(Work to be completed)
Could you print every record below exactly as it appears?

(Data provided)
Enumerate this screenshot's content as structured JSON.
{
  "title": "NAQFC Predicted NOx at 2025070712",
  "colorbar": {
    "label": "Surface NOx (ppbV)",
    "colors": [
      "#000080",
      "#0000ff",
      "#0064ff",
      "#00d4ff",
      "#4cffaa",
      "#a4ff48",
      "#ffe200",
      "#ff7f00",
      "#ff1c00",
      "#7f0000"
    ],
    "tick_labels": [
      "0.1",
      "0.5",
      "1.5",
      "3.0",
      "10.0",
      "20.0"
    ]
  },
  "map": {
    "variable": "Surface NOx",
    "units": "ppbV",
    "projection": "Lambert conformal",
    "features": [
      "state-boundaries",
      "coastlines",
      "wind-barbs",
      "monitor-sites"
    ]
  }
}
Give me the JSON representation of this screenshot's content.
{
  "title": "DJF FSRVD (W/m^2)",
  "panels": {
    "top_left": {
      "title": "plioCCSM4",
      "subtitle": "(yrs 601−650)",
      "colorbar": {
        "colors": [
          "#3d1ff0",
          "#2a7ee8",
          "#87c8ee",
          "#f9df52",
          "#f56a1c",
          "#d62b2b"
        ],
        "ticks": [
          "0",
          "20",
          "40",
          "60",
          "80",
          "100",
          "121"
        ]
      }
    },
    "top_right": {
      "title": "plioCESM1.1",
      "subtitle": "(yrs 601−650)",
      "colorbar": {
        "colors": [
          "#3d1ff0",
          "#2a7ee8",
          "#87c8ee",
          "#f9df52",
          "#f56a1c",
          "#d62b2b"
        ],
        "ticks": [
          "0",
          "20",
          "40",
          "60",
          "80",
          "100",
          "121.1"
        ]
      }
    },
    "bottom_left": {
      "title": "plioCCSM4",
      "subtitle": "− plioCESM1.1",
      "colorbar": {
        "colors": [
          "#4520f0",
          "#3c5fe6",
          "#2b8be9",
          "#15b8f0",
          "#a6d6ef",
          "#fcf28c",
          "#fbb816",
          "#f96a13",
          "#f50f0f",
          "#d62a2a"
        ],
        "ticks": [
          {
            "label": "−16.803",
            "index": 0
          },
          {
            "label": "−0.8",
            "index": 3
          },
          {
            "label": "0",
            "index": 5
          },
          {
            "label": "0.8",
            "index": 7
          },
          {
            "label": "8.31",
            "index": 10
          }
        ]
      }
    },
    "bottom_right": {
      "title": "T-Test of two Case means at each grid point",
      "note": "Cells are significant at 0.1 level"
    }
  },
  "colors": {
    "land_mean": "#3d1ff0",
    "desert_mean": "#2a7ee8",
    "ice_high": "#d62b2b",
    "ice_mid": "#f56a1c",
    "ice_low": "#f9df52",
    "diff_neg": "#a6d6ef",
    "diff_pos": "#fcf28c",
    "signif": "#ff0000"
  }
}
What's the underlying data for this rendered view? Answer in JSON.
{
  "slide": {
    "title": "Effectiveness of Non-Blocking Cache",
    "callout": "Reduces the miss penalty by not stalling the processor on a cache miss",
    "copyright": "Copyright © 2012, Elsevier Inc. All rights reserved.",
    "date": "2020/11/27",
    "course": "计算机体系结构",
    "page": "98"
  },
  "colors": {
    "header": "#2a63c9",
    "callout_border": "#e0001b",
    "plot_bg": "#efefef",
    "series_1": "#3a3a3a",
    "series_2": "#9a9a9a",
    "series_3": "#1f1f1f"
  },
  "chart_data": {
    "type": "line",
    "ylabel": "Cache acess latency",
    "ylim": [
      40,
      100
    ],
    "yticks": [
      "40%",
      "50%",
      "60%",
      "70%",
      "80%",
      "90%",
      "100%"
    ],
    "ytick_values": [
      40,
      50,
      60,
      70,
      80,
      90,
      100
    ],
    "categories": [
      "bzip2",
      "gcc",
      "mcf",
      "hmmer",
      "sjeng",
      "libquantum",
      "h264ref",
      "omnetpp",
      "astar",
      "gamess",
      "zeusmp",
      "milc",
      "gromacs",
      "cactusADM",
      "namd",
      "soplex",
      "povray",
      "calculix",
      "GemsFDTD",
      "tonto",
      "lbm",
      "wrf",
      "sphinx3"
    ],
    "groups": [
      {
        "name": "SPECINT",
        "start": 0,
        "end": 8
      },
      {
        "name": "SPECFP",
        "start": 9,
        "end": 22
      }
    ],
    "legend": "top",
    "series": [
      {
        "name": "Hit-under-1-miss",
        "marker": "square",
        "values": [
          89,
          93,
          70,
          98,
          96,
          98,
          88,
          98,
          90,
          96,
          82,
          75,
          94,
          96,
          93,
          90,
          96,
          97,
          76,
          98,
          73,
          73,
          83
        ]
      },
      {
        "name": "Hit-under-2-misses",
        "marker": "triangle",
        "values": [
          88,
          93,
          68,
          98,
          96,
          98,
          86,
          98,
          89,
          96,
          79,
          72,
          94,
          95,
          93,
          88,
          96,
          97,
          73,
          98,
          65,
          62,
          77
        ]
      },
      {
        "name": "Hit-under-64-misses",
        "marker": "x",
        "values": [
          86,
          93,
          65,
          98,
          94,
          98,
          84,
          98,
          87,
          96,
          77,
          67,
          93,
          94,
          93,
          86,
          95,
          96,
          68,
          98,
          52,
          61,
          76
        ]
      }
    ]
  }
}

(Full answer)
Enumerate this screenshot's content as structured JSON.
{
  "title": "NAQFC Predicted NOx at 2025070712",
  "colorbar": {
    "label": "Surface NOx (ppbV)",
    "colors": [
      "#000080",
      "#0000ff",
      "#0064ff",
      "#00d4ff",
      "#4cffaa",
      "#a4ff48",
      "#ffe200",
      "#ff7f00",
      "#ff1c00",
      "#7f0000"
    ],
    "tick_labels": [
      "0.1",
      "0.5",
      "1.5",
      "3.0",
      "10.0",
      "20.0"
    ]
  },
  "map": {
    "variable": "Surface NOx",
    "units": "ppbV",
    "projection": "Lambert conformal",
    "features": [
      "state-boundaries",
      "coastlines",
      "wind-barbs",
      "monitor-sites"
    ]
  }
}
Give me the JSON representation of this screenshot's content.
{
  "title": "DJF FSRVD (W/m^2)",
  "panels": {
    "top_left": {
      "title": "plioCCSM4",
      "subtitle": "(yrs 601−650)",
      "colorbar": {
        "colors": [
          "#3d1ff0",
          "#2a7ee8",
          "#87c8ee",
          "#f9df52",
          "#f56a1c",
          "#d62b2b"
        ],
        "ticks": [
          "0",
          "20",
          "40",
          "60",
          "80",
          "100",
          "121"
        ]
      }
    },
    "top_right": {
      "title": "plioCESM1.1",
      "subtitle": "(yrs 601−650)",
      "colorbar": {
        "colors": [
          "#3d1ff0",
          "#2a7ee8",
          "#87c8ee",
          "#f9df52",
          "#f56a1c",
          "#d62b2b"
        ],
        "ticks": [
          "0",
          "20",
          "40",
          "60",
          "80",
          "100",
          "121.1"
        ]
      }
    },
    "bottom_left": {
      "title": "plioCCSM4",
      "subtitle": "− plioCESM1.1",
      "colorbar": {
        "colors": [
          "#4520f0",
          "#3c5fe6",
          "#2b8be9",
          "#15b8f0",
          "#a6d6ef",
          "#fcf28c",
          "#fbb816",
          "#f96a13",
          "#f50f0f",
          "#d62a2a"
        ],
        "ticks": [
          {
            "label": "−16.803",
            "index": 0
          },
          {
            "label": "−0.8",
            "index": 3
          },
          {
            "label": "0",
            "index": 5
          },
          {
            "label": "0.8",
            "index": 7
          },
          {
            "label": "8.31",
            "index": 10
          }
        ]
      }
    },
    "bottom_right": {
      "title": "T-Test of two Case means at each grid point",
      "note": "Cells are significant at 0.1 level"
    }
  },
  "colors": {
    "land_mean": "#3d1ff0",
    "desert_mean": "#2a7ee8",
    "ice_high": "#d62b2b",
    "ice_mid": "#f56a1c",
    "ice_low": "#f9df52",
    "diff_neg": "#a6d6ef",
    "diff_pos": "#fcf28c",
    "signif": "#ff0000"
  }
}
What's the underlying data for this rendered view? Answer in JSON.
{
  "slide": {
    "title": "Effectiveness of Non-Blocking Cache",
    "callout": "Reduces the miss penalty by not stalling the processor on a cache miss",
    "copyright": "Copyright © 2012, Elsevier Inc. All rights reserved.",
    "date": "2020/11/27",
    "course": "计算机体系结构",
    "page": "98"
  },
  "colors": {
    "header": "#2a63c9",
    "callout_border": "#e0001b",
    "plot_bg": "#efefef",
    "series_1": "#3a3a3a",
    "series_2": "#9a9a9a",
    "series_3": "#1f1f1f"
  },
  "chart_data": {
    "type": "line",
    "ylabel": "Cache acess latency",
    "ylim": [
      40,
      100
    ],
    "yticks": [
      "40%",
      "50%",
      "60%",
      "70%",
      "80%",
      "90%",
      "100%"
    ],
    "ytick_values": [
      40,
      50,
      60,
      70,
      80,
      90,
      100
    ],
    "categories": [
      "bzip2",
      "gcc",
      "mcf",
      "hmmer",
      "sjeng",
      "libquantum",
      "h264ref",
      "omnetpp",
      "astar",
      "gamess",
      "zeusmp",
      "milc",
      "gromacs",
      "cactusADM",
      "namd",
      "soplex",
      "povray",
      "calculix",
      "GemsFDTD",
      "tonto",
      "lbm",
      "wrf",
      "sphinx3"
    ],
    "groups": [
      {
        "name": "SPECINT",
        "start": 0,
        "end": 8
      },
      {
        "name": "SPECFP",
        "start": 9,
        "end": 22
      }
    ],
    "legend": "top",
    "series": [
      {
        "name": "Hit-under-1-miss",
        "marker": "square",
        "values": [
          89,
          93,
          70,
          98,
          96,
          98,
          88,
          98,
          90,
          96,
          82,
          75,
          94,
          96,
          93,
          90,
          96,
          97,
          76,
          98,
          73,
          73,
          83
        ]
      },
      {
        "name": "Hit-under-2-misses",
        "marker": "triangle",
        "values": [
          88,
          93,
          68,
          98,
          96,
          98,
          86,
          98,
          89,
          96,
          79,
          72,
          94,
          95,
          93,
          88,
          96,
          97,
          73,
          98,
          65,
          62,
          77
        ]
      },
      {
        "name": "Hit-under-64-misses",
        "marker": "x",
        "values": [
          86,
          93,
          65,
          98,
          94,
          98,
          84,
          98,
          87,
          96,
          77,
          67,
          93,
          94,
          93,
          86,
          95,
          96,
          68,
          98,
          52,
          61,
          76
        ]
      }
    ]
  }
}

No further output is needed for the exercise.